PROVIDED DATA:
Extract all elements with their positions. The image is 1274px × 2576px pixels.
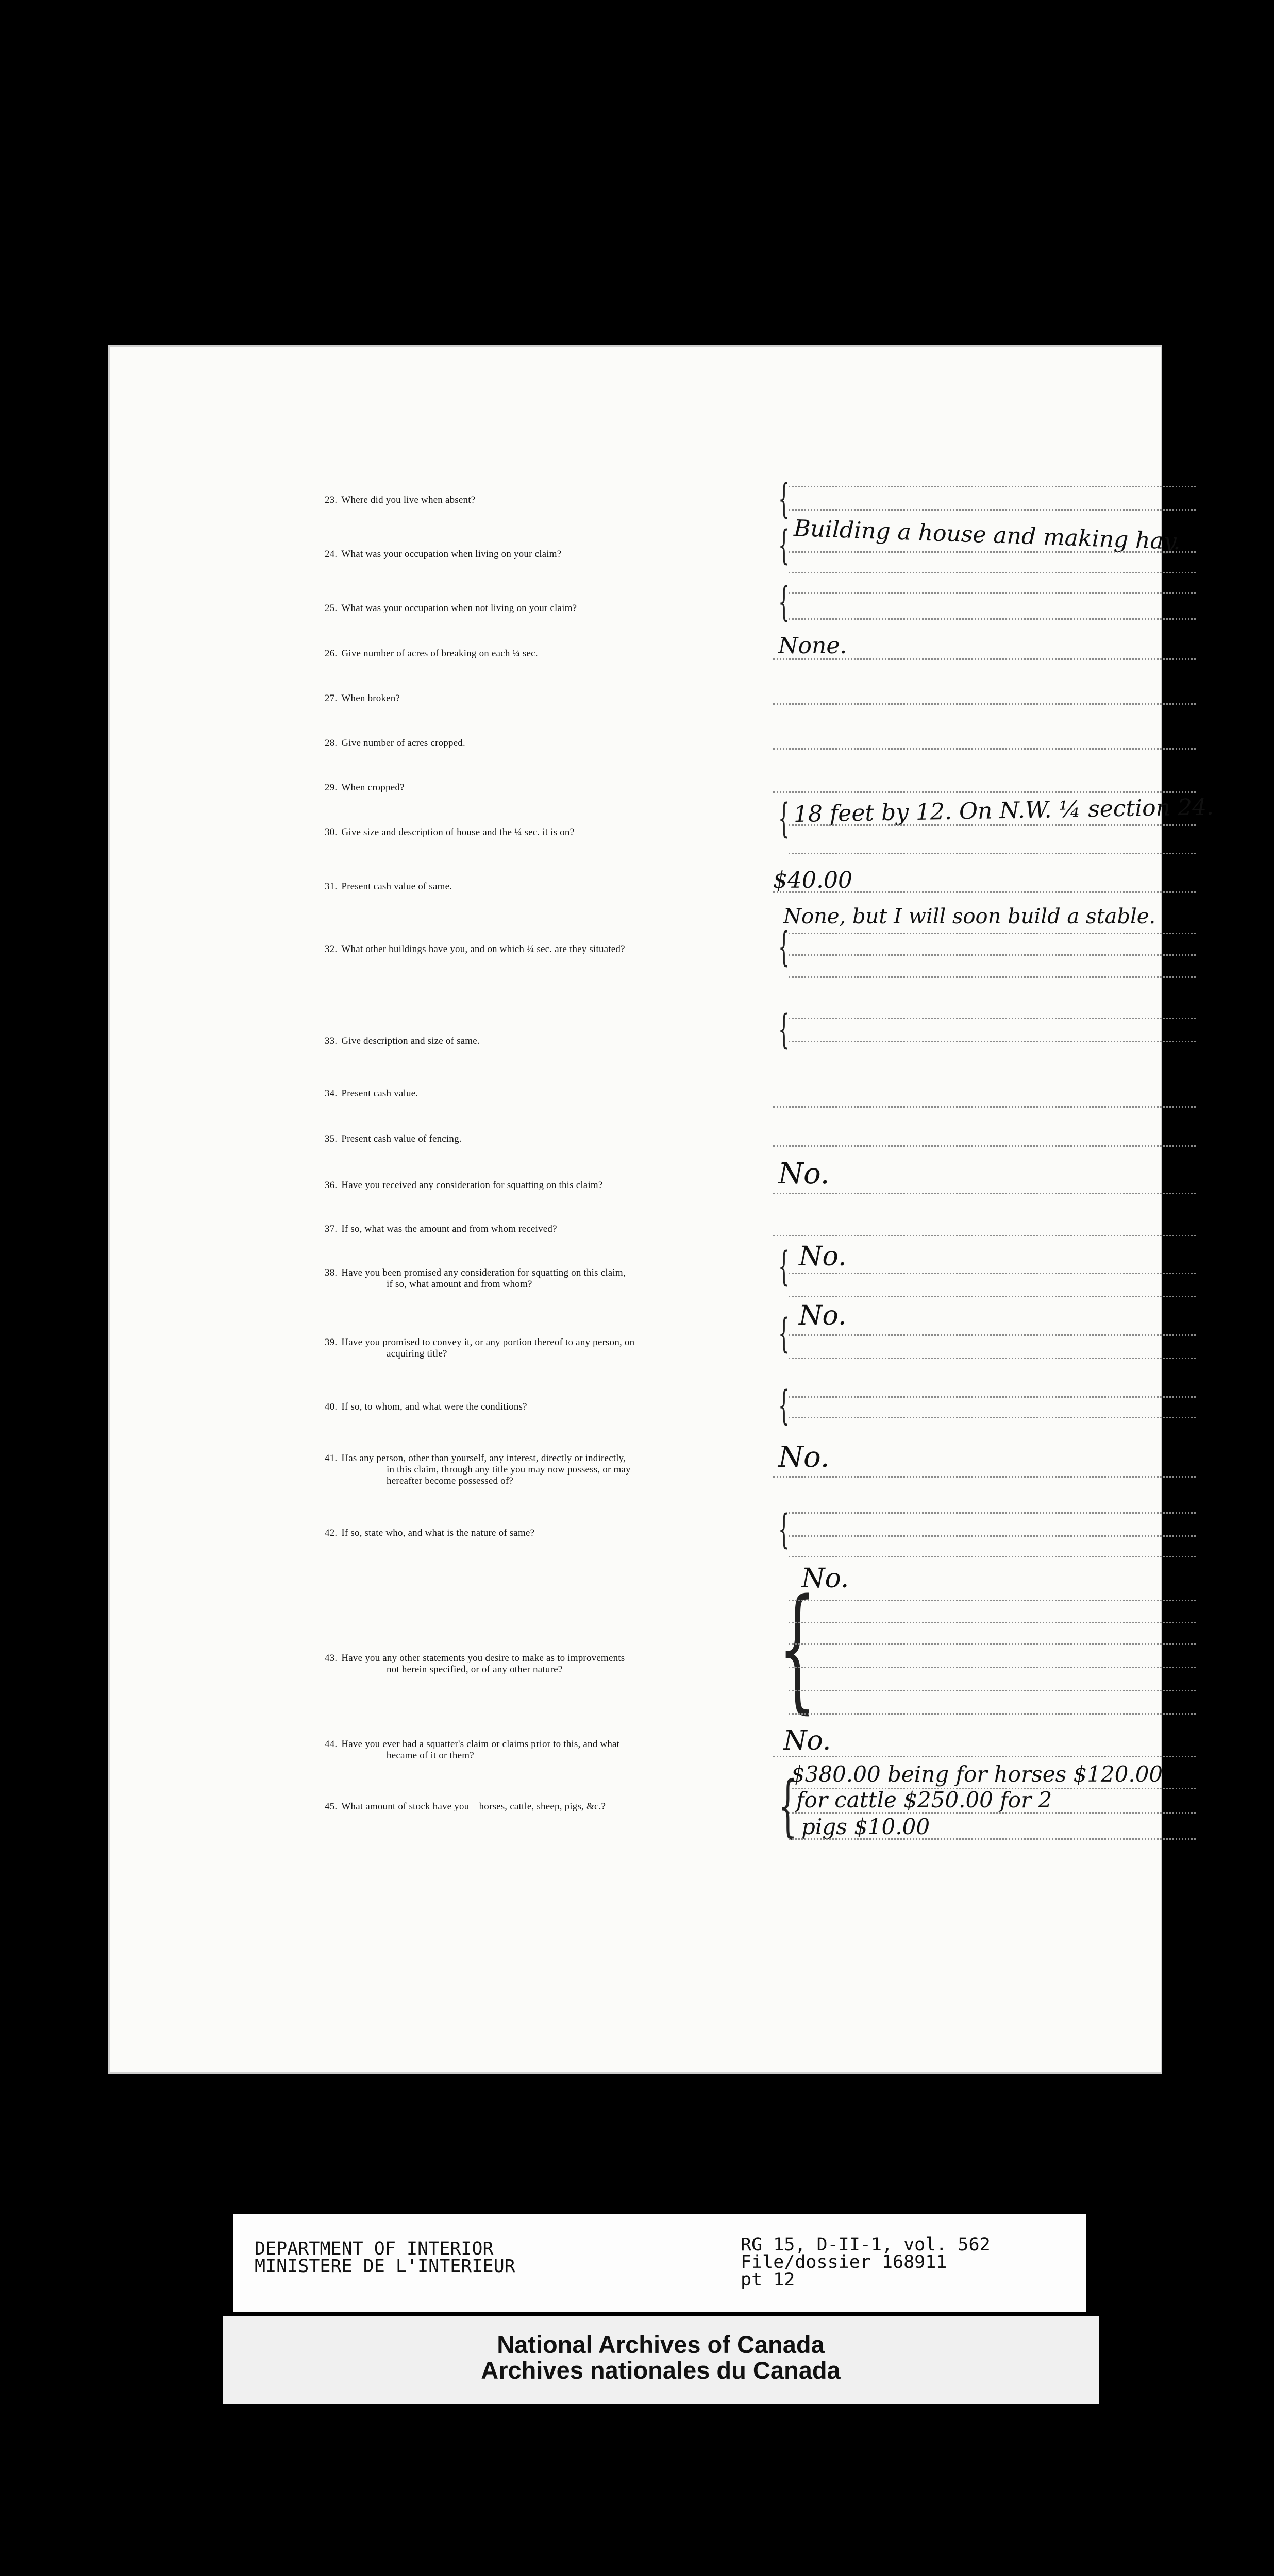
brace: { bbox=[778, 579, 790, 625]
answer-q26: None. bbox=[778, 633, 847, 659]
question-23: 23. Where did you live when absent? bbox=[325, 495, 476, 505]
answer-q38: No. bbox=[799, 1241, 847, 1272]
answer-line bbox=[773, 748, 1196, 750]
answer-line bbox=[773, 658, 1196, 660]
answer-q30: 18 feet by 12. On N.W. ¼ section 24. bbox=[793, 793, 1214, 828]
answer-q44: No. bbox=[783, 1725, 831, 1756]
answer-line bbox=[773, 1756, 1196, 1757]
question-44: 44. Have you ever had a squatter's claim or claims prior to this, and what became of it or them? bbox=[325, 1739, 620, 1761]
question-31: 31. Present cash value of same. bbox=[325, 881, 452, 892]
answer-line bbox=[773, 1106, 1196, 1108]
answer-line bbox=[789, 1273, 1196, 1274]
answer-line bbox=[789, 572, 1196, 573]
brace: { bbox=[778, 1311, 790, 1357]
question-25: 25. What was your occupation when not living on your claim? bbox=[325, 603, 577, 614]
brace: { bbox=[778, 1571, 817, 1726]
answer-line bbox=[789, 1812, 1196, 1814]
form-page bbox=[108, 345, 1214, 2074]
reference-file: File/dossier 168911 bbox=[741, 2252, 947, 2273]
department-en: DEPARTMENT OF INTERIOR bbox=[255, 2239, 494, 2259]
archive-reference-label bbox=[233, 2214, 1086, 2312]
answer-q45-line3: pigs $10.00 bbox=[801, 1814, 930, 1839]
answer-line bbox=[789, 1041, 1196, 1042]
answer-line bbox=[789, 1690, 1196, 1691]
answer-line bbox=[789, 551, 1196, 553]
question-40: 40. If so, to whom, and what were the conditions? bbox=[325, 1401, 527, 1412]
answer-line bbox=[789, 824, 1196, 826]
brace: { bbox=[778, 1506, 790, 1553]
answer-line bbox=[789, 618, 1196, 620]
brace: { bbox=[778, 1767, 798, 1845]
brace: { bbox=[778, 1383, 790, 1429]
brace: { bbox=[778, 924, 790, 971]
answer-q31: $40.00 bbox=[773, 867, 852, 893]
brace: { bbox=[778, 522, 790, 569]
brace: { bbox=[778, 476, 790, 522]
question-30: 30. Give size and description of house and the ¼ sec. it is on? bbox=[325, 827, 575, 838]
answer-line bbox=[789, 1713, 1196, 1715]
answer-line bbox=[789, 933, 1196, 934]
answer-line bbox=[789, 1018, 1196, 1019]
answer-q43: No. bbox=[801, 1563, 849, 1594]
answer-line bbox=[789, 1396, 1196, 1398]
answer-line bbox=[789, 1556, 1196, 1557]
banner-english: National Archives of Canada bbox=[497, 2331, 825, 2358]
answer-line bbox=[773, 891, 1196, 893]
question-35: 35. Present cash value of fencing. bbox=[325, 1133, 462, 1144]
question-42: 42. If so, state who, and what is the nature of same? bbox=[325, 1528, 535, 1538]
answer-line bbox=[789, 1838, 1196, 1840]
department-fr: MINISTERE DE L'INTERIEUR bbox=[255, 2256, 515, 2277]
answer-q32: None, but I will soon build a stable. bbox=[783, 905, 1156, 928]
question-26: 26. Give number of acres of breaking on each ¼ sec. bbox=[325, 648, 538, 659]
answer-line bbox=[789, 1512, 1196, 1514]
answer-line bbox=[789, 954, 1196, 956]
question-24: 24. What was your occupation when living on your claim? bbox=[325, 549, 562, 560]
question-43: 43. Have you any other statements you desire to make as to improvements not herein specified, or of any other nature? bbox=[325, 1653, 625, 1675]
question-37: 37. If so, what was the amount and from whom received? bbox=[325, 1224, 557, 1234]
answer-q24: Building a house and making hay. bbox=[793, 515, 1181, 555]
question-28: 28. Give number of acres cropped. bbox=[325, 738, 465, 749]
answer-line bbox=[789, 1667, 1196, 1668]
answer-line bbox=[789, 1535, 1196, 1537]
question-45: 45. What amount of stock have you—horses, cattle, sheep, pigs, &c.? bbox=[325, 1801, 606, 1812]
answer-q45-line1: $380.00 being for horses $120.00 bbox=[791, 1761, 1163, 1787]
answer-line bbox=[789, 1643, 1196, 1645]
question-41: 41. Has any person, other than yourself, any interest, directly or indirectly, in this claim, through any title you may now possess, or may hereafter become possessed of? bbox=[325, 1453, 631, 1486]
answer-q45-line2: for cattle $250.00 for 2 bbox=[796, 1787, 1052, 1812]
answer-line bbox=[773, 1235, 1196, 1236]
question-36: 36. Have you received any consideration for squatting on this claim? bbox=[325, 1180, 603, 1191]
answer-line bbox=[789, 1788, 1196, 1789]
question-32: 32. What other buildings have you, and on which ¼ sec. are they situated? bbox=[325, 944, 625, 955]
brace: { bbox=[778, 795, 790, 842]
answer-line bbox=[789, 592, 1196, 594]
answer-line bbox=[789, 1622, 1196, 1623]
answer-line bbox=[789, 509, 1196, 511]
answer-q39: No. bbox=[799, 1300, 847, 1331]
answer-line bbox=[789, 1358, 1196, 1359]
answer-line bbox=[773, 703, 1196, 705]
answer-line bbox=[789, 976, 1196, 978]
reference-volume: RG 15, D-II-1, vol. 562 bbox=[741, 2234, 991, 2255]
question-33: 33. Give description and size of same. bbox=[325, 1036, 480, 1046]
answer-line bbox=[789, 1417, 1196, 1418]
answer-line bbox=[773, 1145, 1196, 1147]
question-34: 34. Present cash value. bbox=[325, 1088, 418, 1099]
brace: { bbox=[778, 1007, 790, 1053]
reference-part: pt 12 bbox=[741, 2269, 795, 2290]
answer-q36: No. bbox=[778, 1157, 830, 1191]
question-29: 29. When cropped? bbox=[325, 782, 405, 793]
answer-line bbox=[789, 853, 1196, 854]
answer-line bbox=[789, 486, 1196, 487]
answer-line bbox=[789, 1296, 1196, 1297]
answer-q41: No. bbox=[778, 1440, 830, 1474]
answer-line bbox=[789, 1600, 1196, 1601]
answer-line bbox=[773, 1476, 1196, 1478]
question-38: 38. Have you been promised any consideration for squatting on this claim, if so, what amount and from whom? bbox=[325, 1267, 626, 1290]
question-39: 39. Have you promised to convey it, or any portion thereof to any person, on acquiring title? bbox=[325, 1337, 635, 1359]
question-27: 27. When broken? bbox=[325, 693, 400, 704]
banner-french: Archives nationales du Canada bbox=[481, 2357, 841, 2384]
answer-line bbox=[773, 1193, 1196, 1194]
answer-line bbox=[789, 1334, 1196, 1336]
brace: { bbox=[778, 1244, 790, 1290]
answer-line bbox=[773, 791, 1196, 793]
archives-banner bbox=[223, 2316, 1099, 2404]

PROBLEM TO WORK ON: Retype the records above word for word, line by line, leaving out the picture.

CORRECT OUTPUT:
Extract all elements with their positions. The image is 1274px × 2576px pixels.
brace: { bbox=[778, 579, 790, 625]
answer-q26: None. bbox=[778, 633, 847, 659]
question-23: 23. Where did you live when absent? bbox=[325, 495, 476, 505]
answer-q38: No. bbox=[799, 1241, 847, 1272]
answer-line bbox=[773, 748, 1196, 750]
answer-line bbox=[773, 658, 1196, 660]
answer-q30: 18 feet by 12. On N.W. ¼ section 24. bbox=[793, 793, 1214, 828]
answer-q44: No. bbox=[783, 1725, 831, 1756]
answer-line bbox=[773, 1756, 1196, 1757]
question-44: 44. Have you ever had a squatter's claim or claims prior to this, and what became of it or them? bbox=[325, 1739, 620, 1761]
question-31: 31. Present cash value of same. bbox=[325, 881, 452, 892]
answer-line bbox=[773, 1106, 1196, 1108]
answer-line bbox=[789, 1273, 1196, 1274]
answer-line bbox=[789, 572, 1196, 573]
brace: { bbox=[778, 1311, 790, 1357]
question-25: 25. What was your occupation when not living on your claim? bbox=[325, 603, 577, 614]
brace: { bbox=[778, 1571, 817, 1726]
answer-line bbox=[789, 1812, 1196, 1814]
form-page bbox=[108, 345, 1214, 2074]
reference-file: File/dossier 168911 bbox=[741, 2252, 947, 2273]
department-en: DEPARTMENT OF INTERIOR bbox=[255, 2239, 494, 2259]
archive-reference-label bbox=[233, 2214, 1086, 2312]
answer-q45-line3: pigs $10.00 bbox=[801, 1814, 930, 1839]
answer-line bbox=[789, 1041, 1196, 1042]
answer-line bbox=[789, 1690, 1196, 1691]
answer-line bbox=[789, 551, 1196, 553]
question-40: 40. If so, to whom, and what were the conditions? bbox=[325, 1401, 527, 1412]
answer-line bbox=[789, 824, 1196, 826]
brace: { bbox=[778, 1506, 790, 1553]
answer-line bbox=[789, 618, 1196, 620]
brace: { bbox=[778, 1767, 798, 1845]
brace: { bbox=[778, 1383, 790, 1429]
brace: { bbox=[778, 924, 790, 971]
answer-q31: $40.00 bbox=[773, 867, 852, 893]
brace: { bbox=[778, 522, 790, 569]
brace: { bbox=[778, 476, 790, 522]
question-30: 30. Give size and description of house and the ¼ sec. it is on? bbox=[325, 827, 575, 838]
answer-line bbox=[789, 1713, 1196, 1715]
answer-line bbox=[789, 933, 1196, 934]
answer-line bbox=[789, 1018, 1196, 1019]
answer-q43: No. bbox=[801, 1563, 849, 1594]
answer-line bbox=[789, 1396, 1196, 1398]
answer-line bbox=[789, 1556, 1196, 1557]
banner-english: National Archives of Canada bbox=[497, 2331, 825, 2358]
answer-line bbox=[773, 891, 1196, 893]
question-35: 35. Present cash value of fencing. bbox=[325, 1133, 462, 1144]
question-42: 42. If so, state who, and what is the nature of same? bbox=[325, 1528, 535, 1538]
answer-line bbox=[789, 1838, 1196, 1840]
department-fr: MINISTERE DE L'INTERIEUR bbox=[255, 2256, 515, 2277]
answer-q32: None, but I will soon build a stable. bbox=[783, 905, 1156, 928]
question-26: 26. Give number of acres of breaking on each ¼ sec. bbox=[325, 648, 538, 659]
answer-line bbox=[789, 1512, 1196, 1514]
answer-line bbox=[789, 954, 1196, 956]
question-24: 24. What was your occupation when living on your claim? bbox=[325, 549, 562, 560]
question-43: 43. Have you any other statements you desire to make as to improvements not herein specified, or of any other nature? bbox=[325, 1653, 625, 1675]
question-37: 37. If so, what was the amount and from whom received? bbox=[325, 1224, 557, 1234]
answer-q24: Building a house and making hay. bbox=[793, 515, 1181, 555]
question-28: 28. Give number of acres cropped. bbox=[325, 738, 465, 749]
answer-line bbox=[789, 1667, 1196, 1668]
answer-line bbox=[789, 1535, 1196, 1537]
question-45: 45. What amount of stock have you—horses, cattle, sheep, pigs, &c.? bbox=[325, 1801, 606, 1812]
answer-q45-line1: $380.00 being for horses $120.00 bbox=[791, 1761, 1163, 1787]
answer-line bbox=[789, 1643, 1196, 1645]
question-41: 41. Has any person, other than yourself, any interest, directly or indirectly, in this claim, through any title you may now possess, or may hereafter become possessed of? bbox=[325, 1453, 631, 1486]
answer-q45-line2: for cattle $250.00 for 2 bbox=[796, 1787, 1052, 1812]
answer-line bbox=[773, 1235, 1196, 1236]
question-36: 36. Have you received any consideration for squatting on this claim? bbox=[325, 1180, 603, 1191]
answer-line bbox=[789, 1788, 1196, 1789]
question-32: 32. What other buildings have you, and on which ¼ sec. are they situated? bbox=[325, 944, 625, 955]
brace: { bbox=[778, 795, 790, 842]
answer-line bbox=[789, 592, 1196, 594]
answer-line bbox=[789, 1622, 1196, 1623]
answer-line bbox=[789, 509, 1196, 511]
answer-q39: No. bbox=[799, 1300, 847, 1331]
answer-line bbox=[789, 1358, 1196, 1359]
answer-line bbox=[773, 703, 1196, 705]
answer-line bbox=[789, 976, 1196, 978]
reference-volume: RG 15, D-II-1, vol. 562 bbox=[741, 2234, 991, 2255]
question-33: 33. Give description and size of same. bbox=[325, 1036, 480, 1046]
answer-line bbox=[789, 1417, 1196, 1418]
answer-line bbox=[773, 1145, 1196, 1147]
question-34: 34. Present cash value. bbox=[325, 1088, 418, 1099]
brace: { bbox=[778, 1007, 790, 1053]
reference-part: pt 12 bbox=[741, 2269, 795, 2290]
answer-q36: No. bbox=[778, 1157, 830, 1191]
question-29: 29. When cropped? bbox=[325, 782, 405, 793]
answer-line bbox=[789, 853, 1196, 854]
answer-line bbox=[789, 486, 1196, 487]
answer-line bbox=[789, 1296, 1196, 1297]
answer-q41: No. bbox=[778, 1440, 830, 1474]
answer-line bbox=[789, 1600, 1196, 1601]
answer-line bbox=[773, 1476, 1196, 1478]
question-38: 38. Have you been promised any consideration for squatting on this claim, if so, what amount and from whom? bbox=[325, 1267, 626, 1290]
question-39: 39. Have you promised to convey it, or any portion thereof to any person, on acquiring title? bbox=[325, 1337, 635, 1359]
question-27: 27. When broken? bbox=[325, 693, 400, 704]
banner-french: Archives nationales du Canada bbox=[481, 2357, 841, 2384]
answer-line bbox=[773, 1193, 1196, 1194]
answer-line bbox=[789, 1334, 1196, 1336]
brace: { bbox=[778, 1244, 790, 1290]
answer-line bbox=[773, 791, 1196, 793]
archives-banner bbox=[223, 2316, 1099, 2404]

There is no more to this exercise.